### INSTRUCTIONS FOR THE TASK
Output every entry exactly as written, skipping any pictures.

### EXERCISE MATERIAL
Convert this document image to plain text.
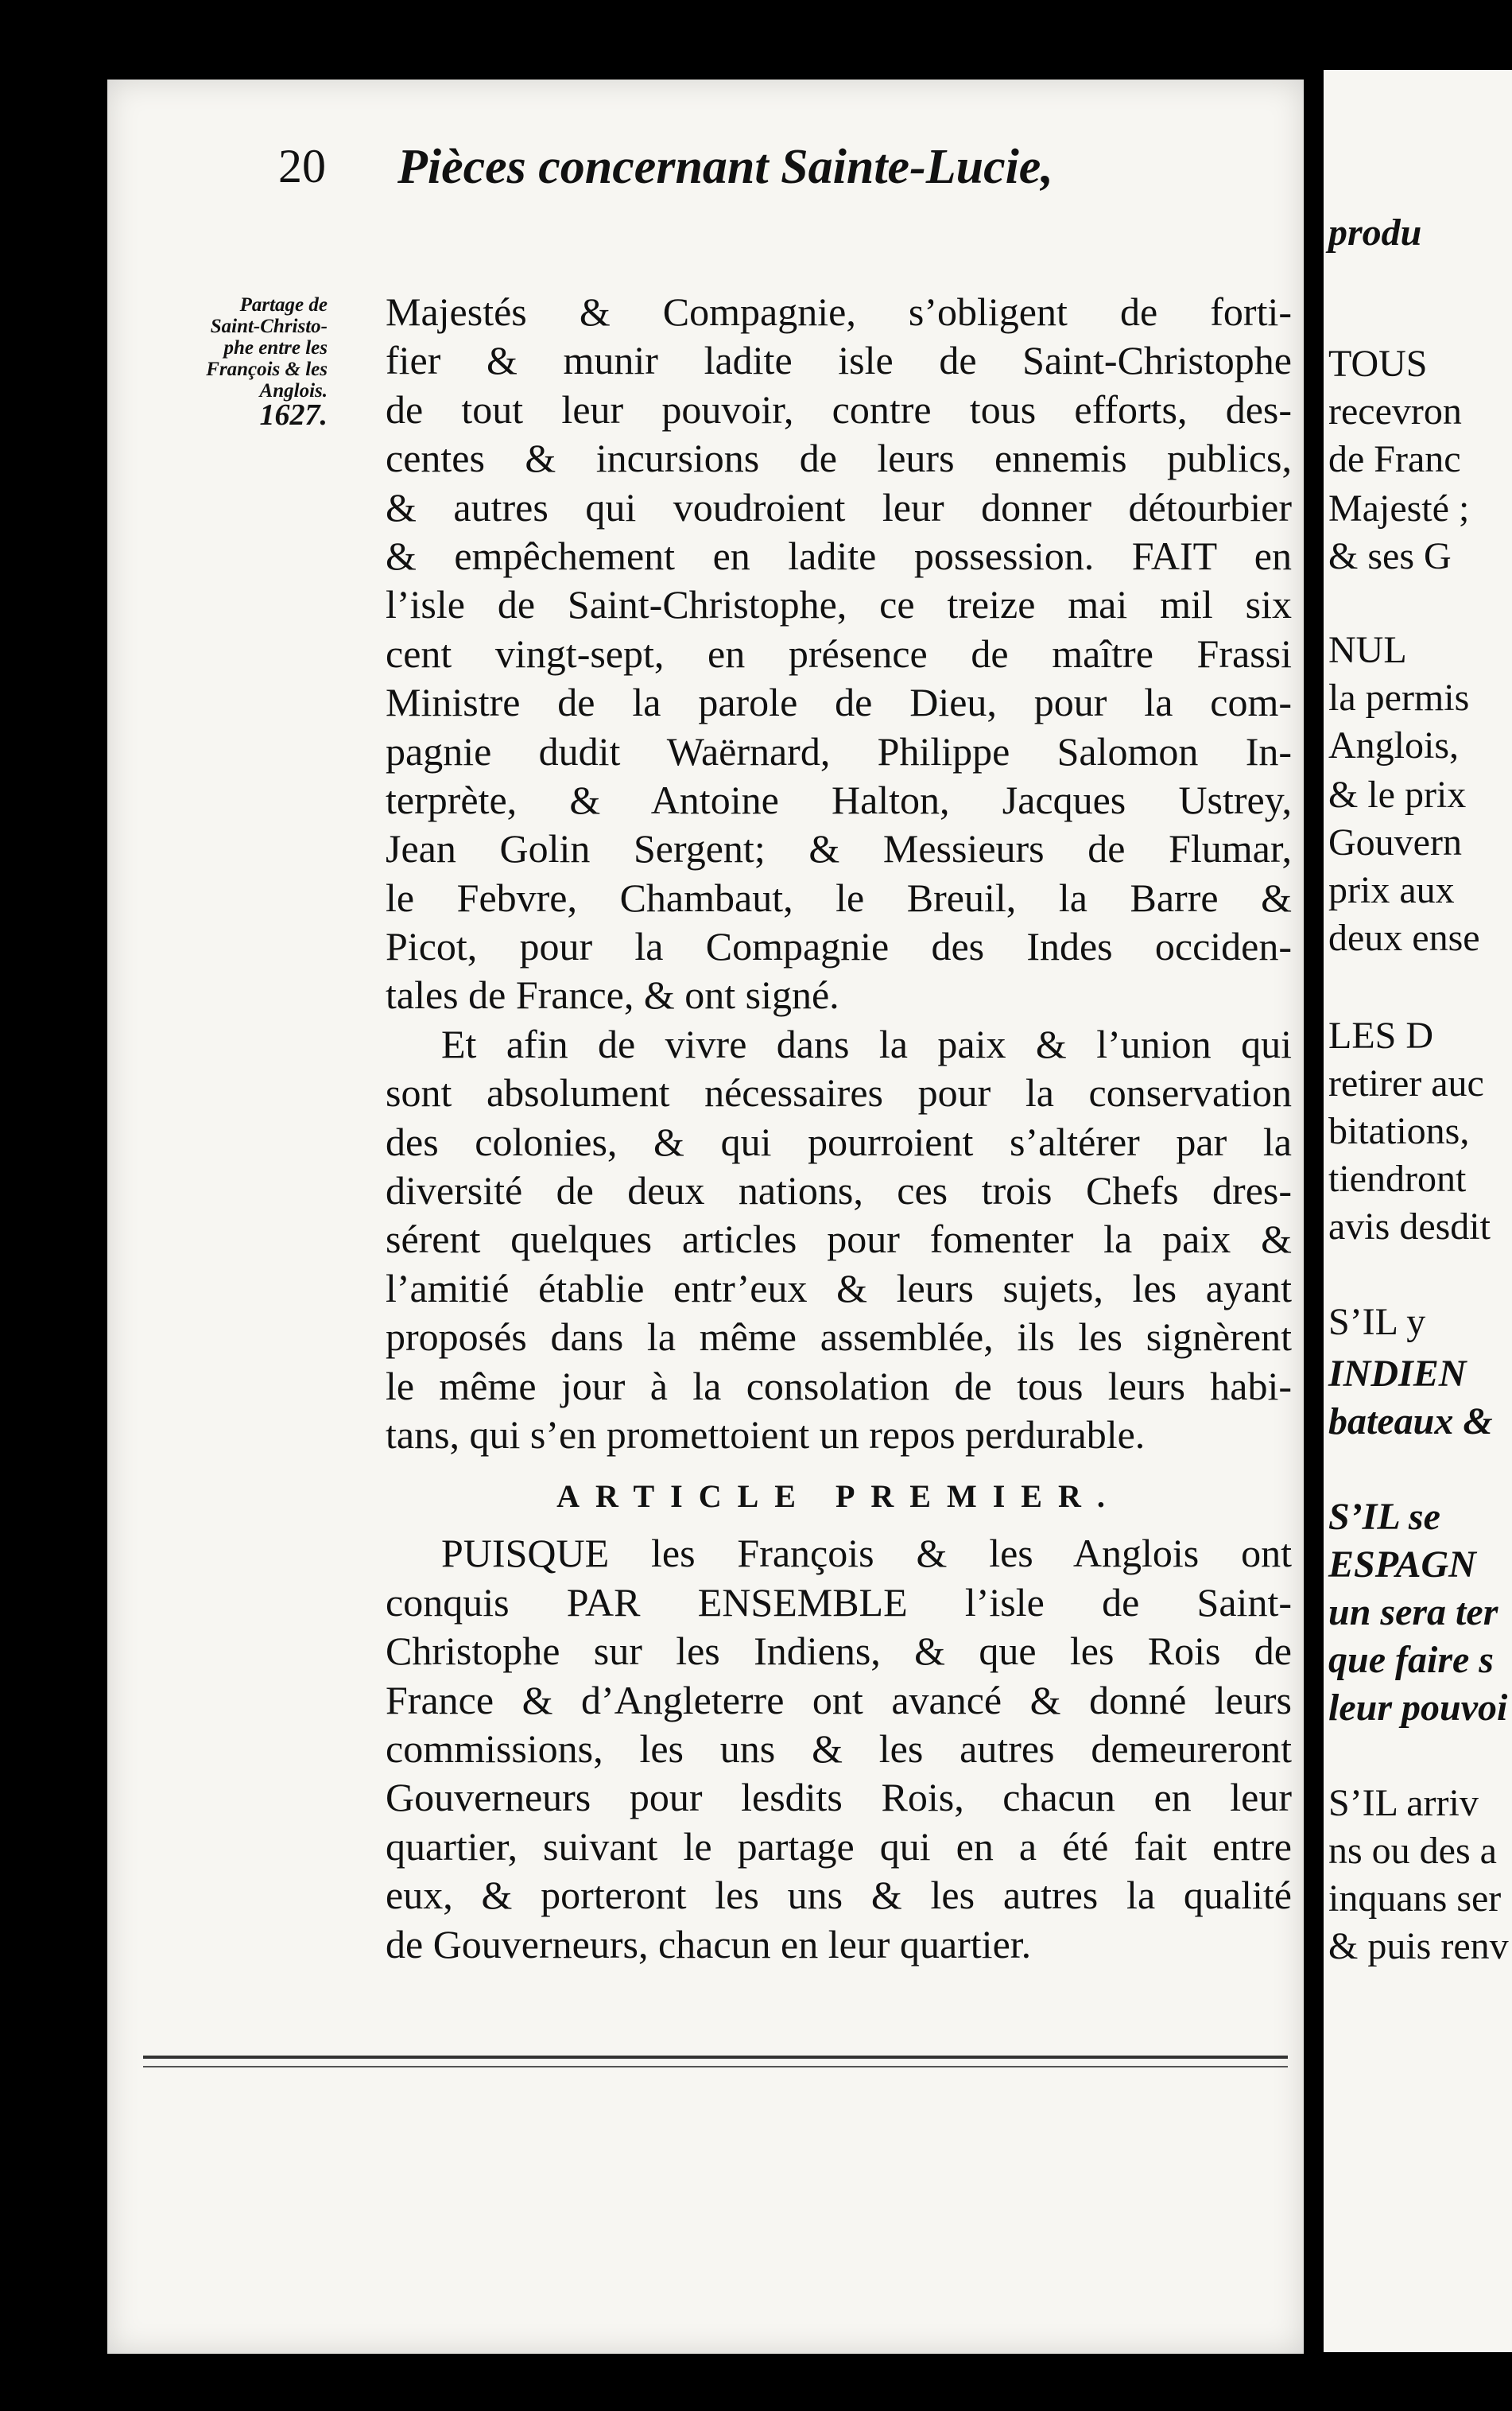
produ
TOUS
recevron
de Franc
Majesté ;
& ses G
NUL
la permis
Anglois,
& le prix
Gouvern
prix aux
deux ense
LES D
retirer auc
bitations,
tiendront
avis desdit
S’IL y
INDIEN
bateaux &
S’IL se
ESPAGN
un sera ter
que faire s
leur pouvoi
S’IL arriv
ns ou des a
inquans ser
& puis renv
20 Pièces concernant Sainte-Lucie,
Partage de
Saint-Christo-
phe entre les
François & les
Anglois.
1627.
Majestés & Compagnie, s’obligent de forti-
fier & munir ladite isle de Saint-Christophe
de tout leur pouvoir, contre tous efforts, des-
centes & incursions de leurs ennemis publics,
& autres qui voudroient leur donner détourbier
& empêchement en ladite possession. FAIT en
l’isle de Saint-Christophe, ce treize mai mil six
cent vingt-sept, en présence de maître Frassi
Ministre de la parole de Dieu, pour la com-
pagnie dudit Waërnard, Philippe Salomon In-
terprète, & Antoine Halton, Jacques Ustrey,
Jean Golin Sergent; & Messieurs de Flumar,
le Febvre, Chambaut, le Breuil, la Barre &
Picot, pour la Compagnie des Indes occiden-
tales de France, & ont signé.
Et afin de vivre dans la paix & l’union qui
sont absolument nécessaires pour la conservation
des colonies, & qui pourroient s’altérer par la
diversité de deux nations, ces trois Chefs dres-
sérent quelques articles pour fomenter la paix &
l’amitié établie entr’eux & leurs sujets, les ayant
proposés dans la même assemblée, ils les signèrent
le même jour à la consolation de tous leurs habi-
tans, qui s’en promettoient un repos perdurable.
ARTICLE PREMIER.
PUISQUE les François & les Anglois ont
conquis PAR ENSEMBLE l’isle de Saint-
Christophe sur les Indiens, & que les Rois de
France & d’Angleterre ont avancé & donné leurs
commissions, les uns & les autres demeureront
Gouverneurs pour lesdits Rois, chacun en leur
quartier, suivant le partage qui en a été fait entre
eux, & porteront les uns & les autres la qualité
de Gouverneurs, chacun en leur quartier.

### EXERCISE RESULT
Convert this document image to plain text.
produ
TOUS
recevron
de Franc
Majesté ;
& ses G
NUL
la permis
Anglois,
& le prix
Gouvern
prix aux
deux ense
LES D
retirer auc
bitations,
tiendront
avis desdit
S’IL y
INDIEN
bateaux &
S’IL se
ESPAGN
un sera ter
que faire s
leur pouvoi
S’IL arriv
ns ou des a
inquans ser
& puis renv
20 Pièces concernant Sainte-Lucie,
Partage de
Saint-Christo-
phe entre les
François & les
Anglois.
1627.
Majestés & Compagnie, s’obligent de forti-
fier & munir ladite isle de Saint-Christophe
de tout leur pouvoir, contre tous efforts, des-
centes & incursions de leurs ennemis publics,
& autres qui voudroient leur donner détourbier
& empêchement en ladite possession. FAIT en
l’isle de Saint-Christophe, ce treize mai mil six
cent vingt-sept, en présence de maître Frassi
Ministre de la parole de Dieu, pour la com-
pagnie dudit Waërnard, Philippe Salomon In-
terprète, & Antoine Halton, Jacques Ustrey,
Jean Golin Sergent; & Messieurs de Flumar,
le Febvre, Chambaut, le Breuil, la Barre &
Picot, pour la Compagnie des Indes occiden-
tales de France, & ont signé.
Et afin de vivre dans la paix & l’union qui
sont absolument nécessaires pour la conservation
des colonies, & qui pourroient s’altérer par la
diversité de deux nations, ces trois Chefs dres-
sérent quelques articles pour fomenter la paix &
l’amitié établie entr’eux & leurs sujets, les ayant
proposés dans la même assemblée, ils les signèrent
le même jour à la consolation de tous leurs habi-
tans, qui s’en promettoient un repos perdurable.
ARTICLE PREMIER.
PUISQUE les François & les Anglois ont
conquis PAR ENSEMBLE l’isle de Saint-
Christophe sur les Indiens, & que les Rois de
France & d’Angleterre ont avancé & donné leurs
commissions, les uns & les autres demeureront
Gouverneurs pour lesdits Rois, chacun en leur
quartier, suivant le partage qui en a été fait entre
eux, & porteront les uns & les autres la qualité
de Gouverneurs, chacun en leur quartier.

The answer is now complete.